## [Written instruction a]
In the contest post, condense the paragraph beginning "Amir’s chart shows how" into a short bulleted list that keeps its main facts.
+--
Thanks to all who submitted charts for the chart of the week contest. After getting off to a slow start, I was somewhat skeptical that my idea of opening up the chart of the week to readers would turn out as I had hoped, but when over two dozen submissions landed in my inbox, I was humbled by the breadth and depth of the body of work they represented.
Alas there can only be one gold medal and this time around (I’m sure I will do this again), the winner is Amir from Las Vegas.
Amir’s chart shows how using the CBOE’s total put to call ratio (CPC) could have been helpful in identifying tops and bottoms in the S&P 500 index during the course of the last year. The areas highlighted in yellow show that the total put to call ratio (which summarizes put and call activity for individual equities plus indices) spiking to extreme levels during the June-July 2009 low and just last month dropping to the lowest level in several years. Clearly last month's signal was an excellent time to trade on the short side, at least for the short-term. Whether the extreme reading turns out to be a harbinger of a much steeper downturn remains to be seen.
+--
## [Written instruction b]
Extract the rows exactly as they appear. Begin with the first row and end with the line that contains "ebit-margin-bar — [674, 352, 1066, 406]", including both of those lines.

Layout annotation records:
+--
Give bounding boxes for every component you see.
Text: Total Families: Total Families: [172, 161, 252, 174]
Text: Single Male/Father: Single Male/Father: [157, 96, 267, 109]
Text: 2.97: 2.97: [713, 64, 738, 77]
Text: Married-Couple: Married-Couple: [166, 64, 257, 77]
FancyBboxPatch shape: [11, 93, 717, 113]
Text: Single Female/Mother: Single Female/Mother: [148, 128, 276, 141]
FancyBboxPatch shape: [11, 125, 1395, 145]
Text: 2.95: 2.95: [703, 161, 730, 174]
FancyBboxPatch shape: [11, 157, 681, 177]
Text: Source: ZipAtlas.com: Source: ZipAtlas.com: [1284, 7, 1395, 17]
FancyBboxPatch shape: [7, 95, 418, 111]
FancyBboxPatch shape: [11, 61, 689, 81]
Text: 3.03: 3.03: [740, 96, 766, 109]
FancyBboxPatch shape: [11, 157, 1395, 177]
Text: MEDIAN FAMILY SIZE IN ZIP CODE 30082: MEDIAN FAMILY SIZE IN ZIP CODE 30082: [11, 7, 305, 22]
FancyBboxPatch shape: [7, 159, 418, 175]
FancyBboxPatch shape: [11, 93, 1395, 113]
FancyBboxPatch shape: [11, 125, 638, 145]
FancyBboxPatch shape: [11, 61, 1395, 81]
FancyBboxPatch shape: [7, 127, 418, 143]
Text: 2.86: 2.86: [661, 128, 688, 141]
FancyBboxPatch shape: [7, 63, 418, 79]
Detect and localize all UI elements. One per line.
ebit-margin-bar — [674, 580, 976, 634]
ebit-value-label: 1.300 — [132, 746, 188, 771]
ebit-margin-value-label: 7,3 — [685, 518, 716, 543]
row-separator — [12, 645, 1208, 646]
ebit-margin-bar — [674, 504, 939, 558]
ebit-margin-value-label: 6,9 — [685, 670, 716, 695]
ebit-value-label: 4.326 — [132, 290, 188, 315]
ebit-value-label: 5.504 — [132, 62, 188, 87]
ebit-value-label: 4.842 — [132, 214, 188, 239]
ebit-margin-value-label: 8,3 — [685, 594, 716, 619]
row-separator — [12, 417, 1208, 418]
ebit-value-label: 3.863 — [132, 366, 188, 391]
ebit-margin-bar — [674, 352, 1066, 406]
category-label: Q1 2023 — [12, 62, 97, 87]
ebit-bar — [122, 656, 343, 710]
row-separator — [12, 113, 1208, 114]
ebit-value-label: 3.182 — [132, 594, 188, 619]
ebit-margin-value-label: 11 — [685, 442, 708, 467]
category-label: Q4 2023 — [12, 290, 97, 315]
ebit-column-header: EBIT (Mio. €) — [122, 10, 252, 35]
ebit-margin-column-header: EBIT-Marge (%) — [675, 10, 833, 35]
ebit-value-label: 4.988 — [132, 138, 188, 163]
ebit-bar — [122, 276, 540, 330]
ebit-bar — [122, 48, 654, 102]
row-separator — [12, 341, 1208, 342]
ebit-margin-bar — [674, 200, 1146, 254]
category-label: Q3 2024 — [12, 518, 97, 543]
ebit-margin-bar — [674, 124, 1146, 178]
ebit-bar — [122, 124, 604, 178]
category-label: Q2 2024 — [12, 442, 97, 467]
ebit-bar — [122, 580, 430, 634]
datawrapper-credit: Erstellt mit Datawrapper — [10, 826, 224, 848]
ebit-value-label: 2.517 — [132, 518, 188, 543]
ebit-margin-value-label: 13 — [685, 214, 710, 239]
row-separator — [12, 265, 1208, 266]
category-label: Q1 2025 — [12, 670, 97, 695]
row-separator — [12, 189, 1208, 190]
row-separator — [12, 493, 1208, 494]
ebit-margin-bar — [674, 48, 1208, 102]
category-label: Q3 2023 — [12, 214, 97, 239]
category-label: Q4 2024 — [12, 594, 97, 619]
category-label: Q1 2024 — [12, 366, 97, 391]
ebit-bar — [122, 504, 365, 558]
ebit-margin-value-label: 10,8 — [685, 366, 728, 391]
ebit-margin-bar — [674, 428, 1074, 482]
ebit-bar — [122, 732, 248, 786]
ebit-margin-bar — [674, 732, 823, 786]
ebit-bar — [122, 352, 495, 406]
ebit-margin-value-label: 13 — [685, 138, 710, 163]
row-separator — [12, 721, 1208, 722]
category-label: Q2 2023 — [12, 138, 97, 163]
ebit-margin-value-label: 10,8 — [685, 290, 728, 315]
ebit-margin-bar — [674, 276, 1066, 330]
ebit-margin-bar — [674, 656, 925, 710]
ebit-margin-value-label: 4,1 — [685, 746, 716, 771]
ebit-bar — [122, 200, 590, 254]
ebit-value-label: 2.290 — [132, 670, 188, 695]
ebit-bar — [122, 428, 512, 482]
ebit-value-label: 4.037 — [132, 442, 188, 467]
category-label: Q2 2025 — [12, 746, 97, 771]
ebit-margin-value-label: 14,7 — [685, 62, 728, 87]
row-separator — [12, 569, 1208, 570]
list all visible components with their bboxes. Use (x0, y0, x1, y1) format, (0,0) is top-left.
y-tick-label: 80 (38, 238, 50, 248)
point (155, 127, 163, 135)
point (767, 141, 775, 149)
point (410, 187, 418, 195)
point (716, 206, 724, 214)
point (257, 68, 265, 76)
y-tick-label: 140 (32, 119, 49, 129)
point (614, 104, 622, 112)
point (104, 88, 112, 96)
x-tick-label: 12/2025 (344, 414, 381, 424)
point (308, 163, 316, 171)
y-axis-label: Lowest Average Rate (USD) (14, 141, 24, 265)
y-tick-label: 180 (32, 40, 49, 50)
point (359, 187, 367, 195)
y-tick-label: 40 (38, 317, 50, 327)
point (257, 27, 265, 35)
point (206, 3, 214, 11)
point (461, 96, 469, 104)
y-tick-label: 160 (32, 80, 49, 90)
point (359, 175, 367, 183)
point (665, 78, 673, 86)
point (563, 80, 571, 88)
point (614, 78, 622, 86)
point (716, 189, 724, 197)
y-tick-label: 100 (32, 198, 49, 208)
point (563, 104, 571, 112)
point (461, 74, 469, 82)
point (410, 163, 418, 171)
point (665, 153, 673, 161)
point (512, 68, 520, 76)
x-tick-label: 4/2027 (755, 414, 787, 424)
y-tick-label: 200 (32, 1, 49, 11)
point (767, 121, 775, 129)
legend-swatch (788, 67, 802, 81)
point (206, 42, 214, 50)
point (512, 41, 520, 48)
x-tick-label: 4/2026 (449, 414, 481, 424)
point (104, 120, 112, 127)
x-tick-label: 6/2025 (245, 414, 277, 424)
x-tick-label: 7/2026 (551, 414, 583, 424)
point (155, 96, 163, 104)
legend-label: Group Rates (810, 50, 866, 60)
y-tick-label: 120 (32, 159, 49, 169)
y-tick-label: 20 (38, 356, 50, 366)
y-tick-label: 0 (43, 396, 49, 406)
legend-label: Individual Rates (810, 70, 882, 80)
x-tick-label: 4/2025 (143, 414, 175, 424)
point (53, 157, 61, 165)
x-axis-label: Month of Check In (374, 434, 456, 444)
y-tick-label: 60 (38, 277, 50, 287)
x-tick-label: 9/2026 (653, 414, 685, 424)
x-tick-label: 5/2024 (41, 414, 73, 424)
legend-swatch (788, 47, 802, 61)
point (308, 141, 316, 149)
+--
## [Response a]
- Amir’s chart shows how the CBOE’s total put to call ratio (CPC) could have helped identify tops and bottoms in the S&P 500 index over the last year.
- The ratio summarizes put and call activity for individual equities plus indices.
- Yellow-highlighted areas show the ratio spiking to extreme levels at the June-July 2009 low.
- Last month, the ratio dropped to its lowest level in several years.
- Last month's signal was an excellent time to trade on the short side, at least for the short term.
- Whether that extreme reading foreshadows a much steeper downturn remains to be seen.

## [Response b]
Give bounding boxes for every component you see.
Text: Total Families: Total Families: [172, 161, 252, 174]
Text: Single Male/Father: Single Male/Father: [157, 96, 267, 109]
Text: 2.97: 2.97: [713, 64, 738, 77]
Text: Married-Couple: Married-Couple: [166, 64, 257, 77]
FancyBboxPatch shape: [11, 93, 717, 113]
Text: Single Female/Mother: Single Female/Mother: [148, 128, 276, 141]
FancyBboxPatch shape: [11, 125, 1395, 145]
Text: 2.95: 2.95: [703, 161, 730, 174]
FancyBboxPatch shape: [11, 157, 681, 177]
Text: Source: ZipAtlas.com: Source: ZipAtlas.com: [1284, 7, 1395, 17]
FancyBboxPatch shape: [7, 95, 418, 111]
FancyBboxPatch shape: [11, 61, 689, 81]
Text: 3.03: 3.03: [740, 96, 766, 109]
FancyBboxPatch shape: [11, 157, 1395, 177]
Text: MEDIAN FAMILY SIZE IN ZIP CODE 30082: MEDIAN FAMILY SIZE IN ZIP CODE 30082: [11, 7, 305, 22]
FancyBboxPatch shape: [7, 159, 418, 175]
FancyBboxPatch shape: [11, 93, 1395, 113]
FancyBboxPatch shape: [11, 125, 638, 145]
FancyBboxPatch shape: [11, 61, 1395, 81]
FancyBboxPatch shape: [7, 127, 418, 143]
Text: 2.86: 2.86: [661, 128, 688, 141]
FancyBboxPatch shape: [7, 63, 418, 79]
Detect and localize all UI elements. One per line.
ebit-margin-bar — [674, 580, 976, 634]
ebit-value-label: 1.300 — [132, 746, 188, 771]
ebit-margin-value-label: 7,3 — [685, 518, 716, 543]
row-separator — [12, 645, 1208, 646]
ebit-margin-bar — [674, 504, 939, 558]
ebit-margin-value-label: 6,9 — [685, 670, 716, 695]
ebit-value-label: 4.326 — [132, 290, 188, 315]
ebit-value-label: 5.504 — [132, 62, 188, 87]
ebit-value-label: 4.842 — [132, 214, 188, 239]
ebit-margin-value-label: 8,3 — [685, 594, 716, 619]
row-separator — [12, 417, 1208, 418]
ebit-value-label: 3.863 — [132, 366, 188, 391]
ebit-margin-bar — [674, 352, 1066, 406]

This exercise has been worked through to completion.